Texto del ejercicio:
◆ ◆ ◆ ◆ ◆ ◆ ◆
Putin ha matado hoy a Navalni
Putin ha matado hoy a Navalni. Bueno, estrictamente lo mató hace 3 años cuando lo detuvo tras volver de Alemania (fue allí a recuperarse de un envenenamiento). O, quién sabe, en el momento en el que lo condenó a 19 años de prisión en una cárcel de Siberia a 60 kilómetros del Círculo Polar Ártico. Decidió matarlo. No importa cuándo, en realidad. Lo que importa es el porqué. Y es sencillo.
Como yo lo veo -honestamente, para este juicio el acusado no necesita otra autoridad-, un cobarde amamantado por oligarcas no podía consentir una figura libre y valiente frente a él. Un tipo sin escrúpulos, borracho de poder y adicto a la búsqueda de la magnificencia, sin principios, sin moral, sin ideas (por no tener no tiene ni inventiva, y va, y alude a la “desnazificación”) no puede soportar -especialmente de manera personal- la presencia de un hombre avanzado, cultivado, fuerte y dispuesto al progreso. Un político entregado a su país, y no a sí mismo. Una persona que señaló a Putin antes de que estallara el conflicto ucraniano. Alguien que sabía que un final muy posible para él era, precisamente, este y, aun así, continuó su justa porque entendió antes que nadie lo capaz que era su contrincante de hacer el daño que finalmente estamos viendo.
◆ ◆ ◆ ◆ ◆ ◆ ◆
[Datos de análisis de diseño de documentos]
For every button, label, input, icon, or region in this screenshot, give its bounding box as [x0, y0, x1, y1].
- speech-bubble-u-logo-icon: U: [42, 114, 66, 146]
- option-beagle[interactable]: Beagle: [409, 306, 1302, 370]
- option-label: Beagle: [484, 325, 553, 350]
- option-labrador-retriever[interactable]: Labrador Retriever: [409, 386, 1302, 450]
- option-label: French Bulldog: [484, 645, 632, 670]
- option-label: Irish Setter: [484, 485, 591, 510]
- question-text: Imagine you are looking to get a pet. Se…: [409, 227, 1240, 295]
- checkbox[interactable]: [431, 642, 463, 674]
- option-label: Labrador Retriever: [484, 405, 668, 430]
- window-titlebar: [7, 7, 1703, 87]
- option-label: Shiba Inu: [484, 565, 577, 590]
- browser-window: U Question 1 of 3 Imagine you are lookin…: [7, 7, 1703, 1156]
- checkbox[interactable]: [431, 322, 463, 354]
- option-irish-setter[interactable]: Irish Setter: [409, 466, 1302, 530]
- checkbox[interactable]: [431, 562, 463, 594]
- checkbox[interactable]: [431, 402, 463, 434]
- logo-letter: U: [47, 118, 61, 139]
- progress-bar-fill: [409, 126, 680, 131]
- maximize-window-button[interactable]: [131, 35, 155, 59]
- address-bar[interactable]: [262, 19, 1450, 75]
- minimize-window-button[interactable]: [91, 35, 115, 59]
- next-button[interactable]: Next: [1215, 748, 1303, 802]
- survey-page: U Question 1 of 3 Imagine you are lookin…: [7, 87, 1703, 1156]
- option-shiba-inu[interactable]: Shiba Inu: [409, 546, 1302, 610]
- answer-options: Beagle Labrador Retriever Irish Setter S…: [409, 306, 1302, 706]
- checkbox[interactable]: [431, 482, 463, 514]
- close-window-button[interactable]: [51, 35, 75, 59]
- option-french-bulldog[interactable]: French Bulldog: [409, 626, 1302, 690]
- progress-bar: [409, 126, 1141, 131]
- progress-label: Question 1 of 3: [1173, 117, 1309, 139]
◆ ◆ ◆ ◆ ◆ ◆ ◆
Instrucciones de tareas:
1) Responde con datos del texto sobre Navalni:
(a) ¿A cuántos años de prisión fue condenado?
(b) ¿De qué país volvía cuando lo detuvieron?
(c) ¿A qué término alude Putin, según el autor?
2) Prolonga el texto sobre Navalni a partir de su última frase.

Respuestas:
1)
(a) A 19 años.
(b) De Alemania.
(c) A la "desnazificación".

2)
Pues bien, esto es lo que ha pasado. Y lo que pasa, cada día, en Rusia, y en otros países a los que también alcanza la necrosada mano de este réprobo. Y no quiero cerrar con esta simpleza. Quiero forzar un ejercicio mental en el lector, pedir recordar ese nombre: Alexéi Navalni. Debemos rememorarlo. Está en nuestra mano conmemorar su figura, la del símbolo de la lucha contra la iniquidad. Estamos obligados a preguntarnos qué hacían y qué relaciones con Putin tenían las autoridades internacionales -especialmente las europeas- cuando atormentaron, persiguieron, envenenaron y encarcelaron a este hombre por suponer una alternativa política para su país.
Y debemos hacerlo hoy, y no mañana. Supongo que vosotros sabéis por qué.